**Exercise description**
Print the full set of records below, character for character and picture-free.

**Records to process**
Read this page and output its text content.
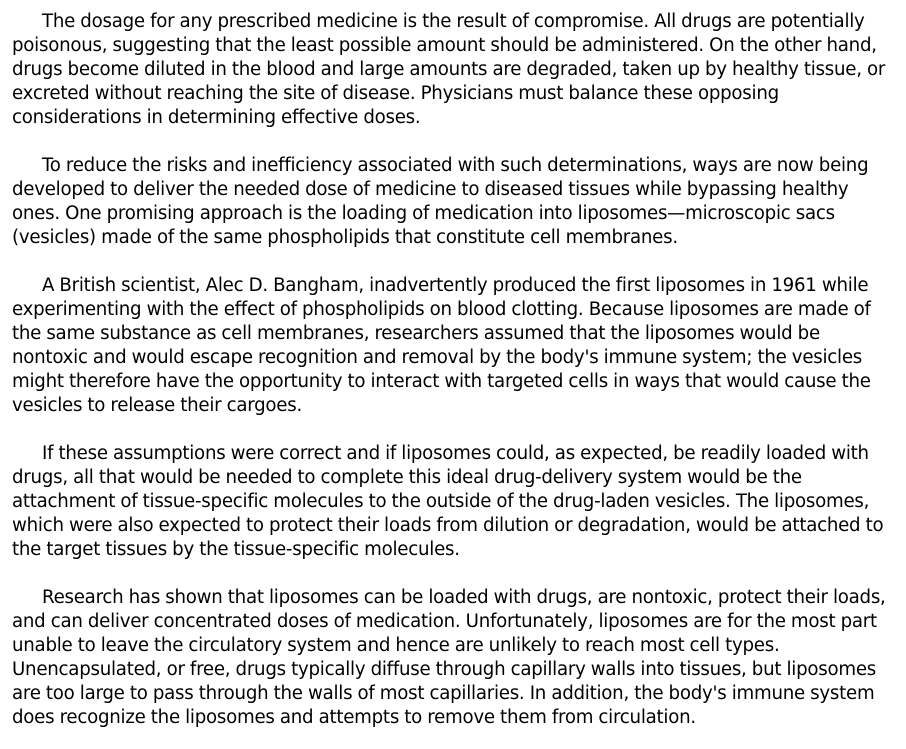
The dosage for any prescribed medicine is the result of compromise. All drugs are potentially poisonous, suggesting that the least possible amount should be administered. On the other hand, drugs become diluted in the blood and large amounts are degraded, taken up by healthy tissue, or excreted without reaching the site of disease. Physicians must balance these opposing considerations in determining effective doses.

To reduce the risks and inefficiency associated with such determinations, ways are now being developed to deliver the needed dose of medicine to diseased tissues while bypassing healthy ones. One promising approach is the loading of medication into liposomes—microscopic sacs (vesicles) made of the same phospholipids that constitute cell membranes.

A British scientist, Alec D. Bangham, inadvertently produced the first liposomes in 1961 while experimenting with the effect of phospholipids on blood clotting. Because liposomes are made of the same substance as cell membranes, researchers assumed that the liposomes would be nontoxic and would escape recognition and removal by the body's immune system; the vesicles might therefore have the opportunity to interact with targeted cells in ways that would cause the vesicles to release their cargoes.

If these assumptions were correct and if liposomes could, as expected, be readily loaded with drugs, all that would be needed to complete this ideal drug-delivery system would be the attachment of tissue-specific molecules to the outside of the drug-laden vesicles. The liposomes, which were also expected to protect their loads from dilution or degradation, would be attached to the target tissues by the tissue-specific molecules.

Research has shown that liposomes can be loaded with drugs, are nontoxic, protect their loads, and can deliver concentrated doses of medication. Unfortunately, liposomes are for the most part unable to leave the circulatory system and hence are unlikely to reach most cell types. Unencapsulated, or free, drugs typically diffuse through capillary walls into tissues, but liposomes are too large to pass through the walls of most capillaries. In addition, the body's immune system does recognize the liposomes and attempts to remove them from circulation.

**Response for this exercise**
Read this page and output its text content.
The dosage for any prescribed medicine is the result of compromise. All drugs are potentially poisonous, suggesting that the least possible amount should be administered. On the other hand, drugs become diluted in the blood and large amounts are degraded, taken up by healthy tissue, or excreted without reaching the site of disease. Physicians must balance these opposing considerations in determining effective doses.

To reduce the risks and inefficiency associated with such determinations, ways are now being developed to deliver the needed dose of medicine to diseased tissues while bypassing healthy ones. One promising approach is the loading of medication into liposomes—microscopic sacs (vesicles) made of the same phospholipids that constitute cell membranes.

A British scientist, Alec D. Bangham, inadvertently produced the first liposomes in 1961 while experimenting with the effect of phospholipids on blood clotting. Because liposomes are made of the same substance as cell membranes, researchers assumed that the liposomes would be nontoxic and would escape recognition and removal by the body's immune system; the vesicles might therefore have the opportunity to interact with targeted cells in ways that would cause the vesicles to release their cargoes.

If these assumptions were correct and if liposomes could, as expected, be readily loaded with drugs, all that would be needed to complete this ideal drug-delivery system would be the attachment of tissue-specific molecules to the outside of the drug-laden vesicles. The liposomes, which were also expected to protect their loads from dilution or degradation, would be attached to the target tissues by the tissue-specific molecules.

Research has shown that liposomes can be loaded with drugs, are nontoxic, protect their loads, and can deliver concentrated doses of medication. Unfortunately, liposomes are for the most part unable to leave the circulatory system and hence are unlikely to reach most cell types. Unencapsulated, or free, drugs typically diffuse through capillary walls into tissues, but liposomes are too large to pass through the walls of most capillaries. In addition, the body's immune system does recognize the liposomes and attempts to remove them from circulation.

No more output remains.